* **TASKS TO COMPLETE**
1) Decide whether each statement agrees with the passage on Bonneville power: (a) the BPA spends $250 million to $300 million a year on salmon recovery methods; (b) tribes have supported privatization of the BPA; (c) David Freyberg is a professor at Portland State University. Answer yes or no for each, quoting the deciding words of the passage.
2) Reproduce the passage on Bonneville power word for word, starting at the words "The U.S. Fish" and stopping after "to generate electricity.".

* **TEXT PASSAGE**
◆ ◆ ◆ ◆ ◆

How Would Salmon Fare Under a Privatized BPA?
The notion that Columbia River hydropower is environmentally sound gets strong pushback from Native Americans and environmentalists, who point to the decimation of salmon species. Their age-old journeys downriver to the ocean as juveniles and upriver to spawn as adults are impeded by dams. Manipulations of the river system have added further insults.
The U.S. Fish & Wildlife Service lists 13 Columbia or Snake River stocks of salmonids as threatened or endangered. The BPA spends $250 million to $300 million a year on recovery methods like habitat restoration, fish hatcheries, and fish ladders. The total exceeds $621 million annually when one includes things like debt service and loss of revenue when river water is deployed to help salmon, not to generate electricity.
Since managing the dams and selling cheap hydropower is a federal job, does that mean salmon recovery efforts have more funding with federal control of power than if private firms were in charge? Northwestern tribal leaders think so. Fishing experts working with Native American groups say that private utilities are responsible to a tough boss that BPA doesn't have: shareholders. And private firms have no legal responsibility to honor the 19th century treaties guaranteeing fishing rights. Tribes have opposed privatization of the BPA.
Lowering the Cost of Agriculture... and Enabling Irrigation
Agriculture is another industry whose needs Bonneville has served over the decades. As David Freyberg, an associate professor of civil engineering at Stanford University, explained, "The cost of delivering irrigation water is partially subsidized by the sale of electricity. So even though the power [from Bonneville] is cheap, some of that goes to subsidize the delivery of irrigation water. If the power were private, that would not have happened at all."
And, he said, "farming uses a good bit of energy. There are a lot of groundwater wells, for example. The lower price of electricity does facilitate agriculture." He added, "If power were private, the lack of irrigation would have precluded agriculture."
From 'Economic Backwater' to Vital and Balanced Economy
Reviewing the full regional picture, Mr. Jourabchi said, "The whole economy of the Northwest is resource based. Having access to reliable electricity at below-national-average prices has helped bring that kind of industry into the region. If we didn't have cheap power what would industries have done? It's the cart and the horse. . . . You might have had more efficient kind of productivity if you had a more expensive cost."
But cheap public power, he said, "has certainly made a contribution to the development of the Northwest." Not a small one. No cheap power, less aluminum. No cheap power, probably less of a war industry. No cheap power, a slower migration of electricity into farmland, so a slower rise of the region's orchards and wine industry. No cheap power, less to attract data centers.
"The Pacific Northwest began as an economic backwater, more like a colony that would send raw materials to the nation's industrialized centers and purchase . . . finished products," explained Jeff Hammarlund, a recently retired professor at Portland State University, specializing in Northwest energy policy. "As a result of our low-cost, reliable, and virtually carbon-free power system, our region has blossomed into a more vital and balanced economy based largely on energy-intensive industries. We've become an important center for innovation that contributes benefits extending far beyond the Columbia River basin."

◆ ◆ ◆ ◆ ◆

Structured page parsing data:
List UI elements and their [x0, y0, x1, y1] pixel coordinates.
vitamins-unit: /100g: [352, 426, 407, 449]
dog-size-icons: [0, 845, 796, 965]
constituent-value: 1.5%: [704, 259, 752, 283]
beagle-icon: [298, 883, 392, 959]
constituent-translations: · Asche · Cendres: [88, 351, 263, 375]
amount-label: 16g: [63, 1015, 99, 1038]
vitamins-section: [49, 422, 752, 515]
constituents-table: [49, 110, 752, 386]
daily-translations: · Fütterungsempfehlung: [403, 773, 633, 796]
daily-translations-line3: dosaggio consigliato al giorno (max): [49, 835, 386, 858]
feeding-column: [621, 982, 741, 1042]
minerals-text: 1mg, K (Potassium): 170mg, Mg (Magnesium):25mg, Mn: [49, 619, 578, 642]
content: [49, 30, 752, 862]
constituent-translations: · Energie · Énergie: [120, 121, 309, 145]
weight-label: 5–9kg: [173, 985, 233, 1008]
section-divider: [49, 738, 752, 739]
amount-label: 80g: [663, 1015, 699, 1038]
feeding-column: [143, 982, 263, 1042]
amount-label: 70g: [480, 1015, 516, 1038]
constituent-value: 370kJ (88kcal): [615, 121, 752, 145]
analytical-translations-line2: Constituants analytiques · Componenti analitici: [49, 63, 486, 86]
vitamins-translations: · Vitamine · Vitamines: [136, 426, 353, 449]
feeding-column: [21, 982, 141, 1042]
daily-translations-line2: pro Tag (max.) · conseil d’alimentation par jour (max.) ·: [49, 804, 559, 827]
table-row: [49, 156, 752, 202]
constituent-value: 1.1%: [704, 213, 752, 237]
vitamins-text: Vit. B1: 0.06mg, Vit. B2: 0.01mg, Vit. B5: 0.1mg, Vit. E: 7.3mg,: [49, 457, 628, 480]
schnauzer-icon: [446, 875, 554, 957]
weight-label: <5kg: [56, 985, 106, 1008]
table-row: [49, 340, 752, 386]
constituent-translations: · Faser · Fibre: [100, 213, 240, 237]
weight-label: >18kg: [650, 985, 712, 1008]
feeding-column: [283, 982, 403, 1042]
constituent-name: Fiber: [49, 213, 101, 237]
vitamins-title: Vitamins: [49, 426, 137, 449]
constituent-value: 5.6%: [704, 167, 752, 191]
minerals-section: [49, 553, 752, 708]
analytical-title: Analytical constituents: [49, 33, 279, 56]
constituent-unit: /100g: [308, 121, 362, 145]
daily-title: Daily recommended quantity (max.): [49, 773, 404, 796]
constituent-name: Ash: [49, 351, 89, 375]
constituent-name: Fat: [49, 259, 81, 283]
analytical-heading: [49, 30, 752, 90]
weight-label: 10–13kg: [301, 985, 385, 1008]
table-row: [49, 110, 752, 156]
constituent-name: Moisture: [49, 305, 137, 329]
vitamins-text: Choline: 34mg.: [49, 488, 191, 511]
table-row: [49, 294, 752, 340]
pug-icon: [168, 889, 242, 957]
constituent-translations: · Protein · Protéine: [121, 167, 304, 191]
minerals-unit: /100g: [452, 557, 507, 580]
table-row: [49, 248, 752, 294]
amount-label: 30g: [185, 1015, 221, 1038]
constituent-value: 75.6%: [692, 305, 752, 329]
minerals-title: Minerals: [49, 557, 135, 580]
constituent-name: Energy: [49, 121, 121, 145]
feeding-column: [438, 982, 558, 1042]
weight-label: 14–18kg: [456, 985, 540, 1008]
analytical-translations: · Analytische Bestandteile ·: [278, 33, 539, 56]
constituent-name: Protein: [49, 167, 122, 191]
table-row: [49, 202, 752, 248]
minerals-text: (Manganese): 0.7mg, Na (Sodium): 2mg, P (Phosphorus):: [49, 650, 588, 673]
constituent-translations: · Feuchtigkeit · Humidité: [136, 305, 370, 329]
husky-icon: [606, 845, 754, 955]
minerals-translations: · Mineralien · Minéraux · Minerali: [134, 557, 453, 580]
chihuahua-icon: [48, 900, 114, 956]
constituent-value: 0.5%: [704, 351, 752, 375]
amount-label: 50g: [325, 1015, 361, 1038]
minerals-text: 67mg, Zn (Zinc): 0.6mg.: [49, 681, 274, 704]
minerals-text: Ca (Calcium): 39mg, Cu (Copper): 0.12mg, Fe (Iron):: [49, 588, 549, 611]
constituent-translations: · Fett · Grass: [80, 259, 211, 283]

◆ ◆ ◆ ◆ ◆

* **ANSWER SECTION**
1)
(a) Yes: "The BPA spends $250 million to $300 million a year on recovery methods like habitat restoration, fish hatcheries, and fish ladders."
(b) No: "Tribes have opposed privatization of the BPA."
(c) No: "an associate professor of civil engineering at Stanford University"

2)
The U.S. Fish & Wildlife Service lists 13 Columbia or Snake River stocks of salmonids as threatened or endangered. The BPA spends $250 million to $300 million a year on recovery methods like habitat restoration, fish hatcheries, and fish ladders. The total exceeds $621 million annually when one includes things like debt service and loss of revenue when river water is deployed to help salmon, not to generate electricity.